• [Work task]
Text only, exactly as given: reproduce the entries below without their pictures.

### Given records ###

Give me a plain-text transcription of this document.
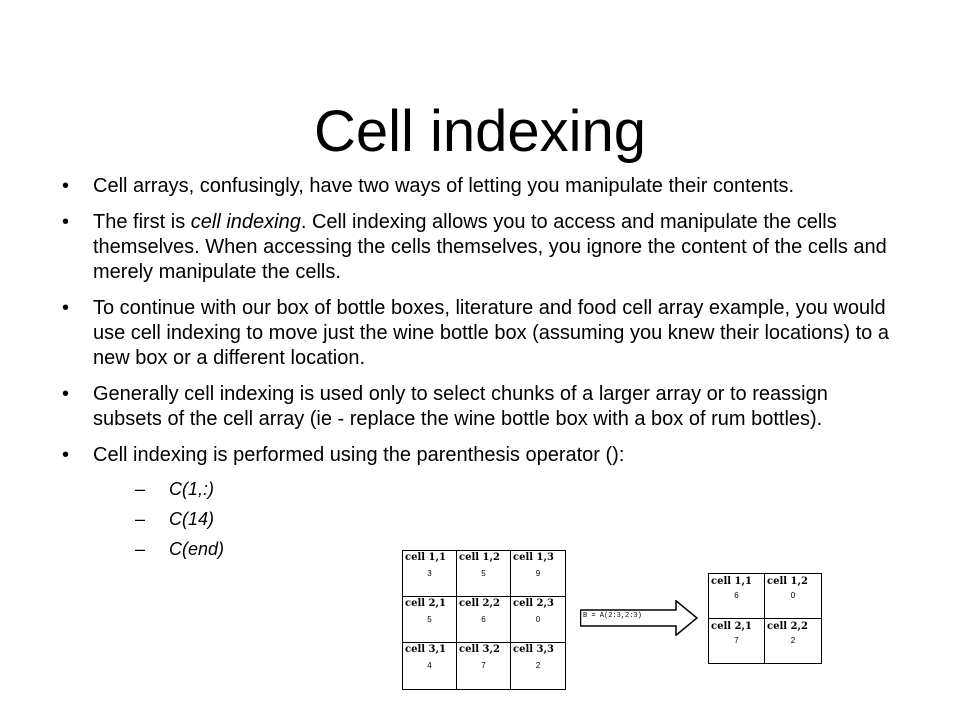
Cell indexing
• Cell arrays, confusingly, have two ways of letting you manipulate their contents.
• The first is cell indexing. Cell indexing allows you to access and manipulate the cells themselves. When accessing the cells themselves, you ignore the content of the cells and merely manipulate the cells.
• To continue with our box of bottle boxes, literature and food cell array example, you would use cell indexing to move just the wine bottle box (assuming you knew their locations) to a new box or a different location.
• Generally cell indexing is used only to select chunks of a larger array or to reassign subsets of the cell array (ie - replace the wine bottle box with a box of rum bottles).
• Cell indexing is performed using the parenthesis operator ():
– C(1,:)
– C(14)
– C(end)	cell 1,1
3
cell 1,2
5
cell 1,3
9
cell 2,1
5
cell 2,2
6
cell 2,3
0
cell 3,1
4
cell 3,2
7
cell 3,3
2
B = A(2:3,2:3)
cell 1,1
6
cell 1,2
0
cell 2,1
7
cell 2,2
2
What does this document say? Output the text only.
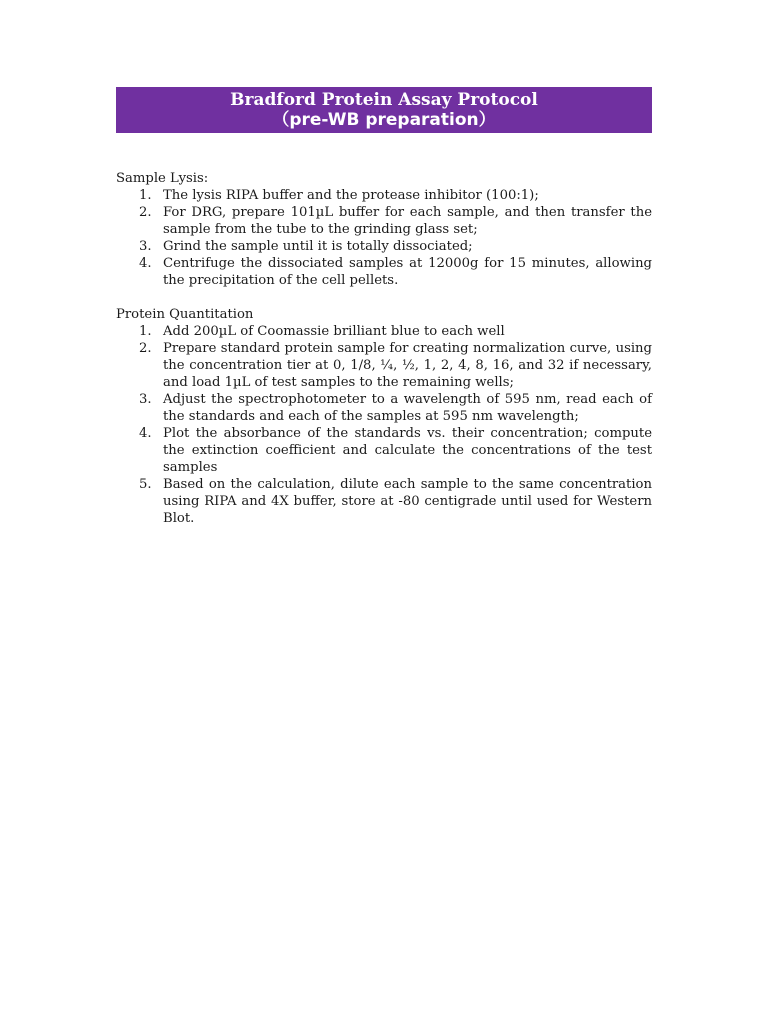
Bradford Protein Assay Protocol
（pre-WB preparation）

Sample Lysis:

1. The lysis RIPA buffer and the protease inhibitor (100:1);
2. For DRG, prepare 101µL buffer for each sample, and then transfer the sample from the tube to the grinding glass set;
3. Grind the sample until it is totally dissociated;
4. Centrifuge the dissociated samples at 12000g for 15 minutes, allowing the precipitation of the cell pellets.

Protein Quantitation

1. Add 200µL of Coomassie brilliant blue to each well
2. Prepare standard protein sample for creating normalization curve, using the concentration tier at 0, 1/8, ¼, ½, 1, 2, 4, 8, 16, and 32 if necessary, and load 1µL of test samples to the remaining wells;
3. Adjust the spectrophotometer to a wavelength of 595 nm, read each of the standards and each of the samples at 595 nm wavelength;
4. Plot the absorbance of the standards vs. their concentration; compute the extinction coefficient and calculate the concentrations of the test samples
5. Based on the calculation, dilute each sample to the same concentration using RIPA and 4X buffer, store at -80 centigrade until used for Western Blot.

###

• [Task answer]
Give me a plain-text transcription of this document.
Cell indexing
• Cell arrays, confusingly, have two ways of letting you manipulate their contents.
• The first is cell indexing. Cell indexing allows you to access and manipulate the cells themselves. When accessing the cells themselves, you ignore the content of the cells and merely manipulate the cells.
• To continue with our box of bottle boxes, literature and food cell array example, you would use cell indexing to move just the wine bottle box (assuming you knew their locations) to a new box or a different location.
• Generally cell indexing is used only to select chunks of a larger array or to reassign subsets of the cell array (ie - replace the wine bottle box with a box of rum bottles).
• Cell indexing is performed using the parenthesis operator ():
– C(1,:)
– C(14)
– C(end)	cell 1,1
3
cell 1,2
5
cell 1,3
9
cell 2,1
5
cell 2,2
6
cell 2,3
0
cell 3,1
4
cell 3,2
7
cell 3,3
2
B = A(2:3,2:3)
cell 1,1
6
cell 1,2
0
cell 2,1
7
cell 2,2
2
What does this document say? Output the text only.
Bradford Protein Assay Protocol
（pre-WB preparation）

Sample Lysis:

1. The lysis RIPA buffer and the protease inhibitor (100:1);
2. For DRG, prepare 101µL buffer for each sample, and then transfer the sample from the tube to the grinding glass set;
3. Grind the sample until it is totally dissociated;
4. Centrifuge the dissociated samples at 12000g for 15 minutes, allowing the precipitation of the cell pellets.

Protein Quantitation

1. Add 200µL of Coomassie brilliant blue to each well
2. Prepare standard protein sample for creating normalization curve, using the concentration tier at 0, 1/8, ¼, ½, 1, 2, 4, 8, 16, and 32 if necessary, and load 1µL of test samples to the remaining wells;
3. Adjust the spectrophotometer to a wavelength of 595 nm, read each of the standards and each of the samples at 595 nm wavelength;
4. Plot the absorbance of the standards vs. their concentration; compute the extinction coefficient and calculate the concentrations of the test samples
5. Based on the calculation, dilute each sample to the same concentration using RIPA and 4X buffer, store at -80 centigrade until used for Western Blot.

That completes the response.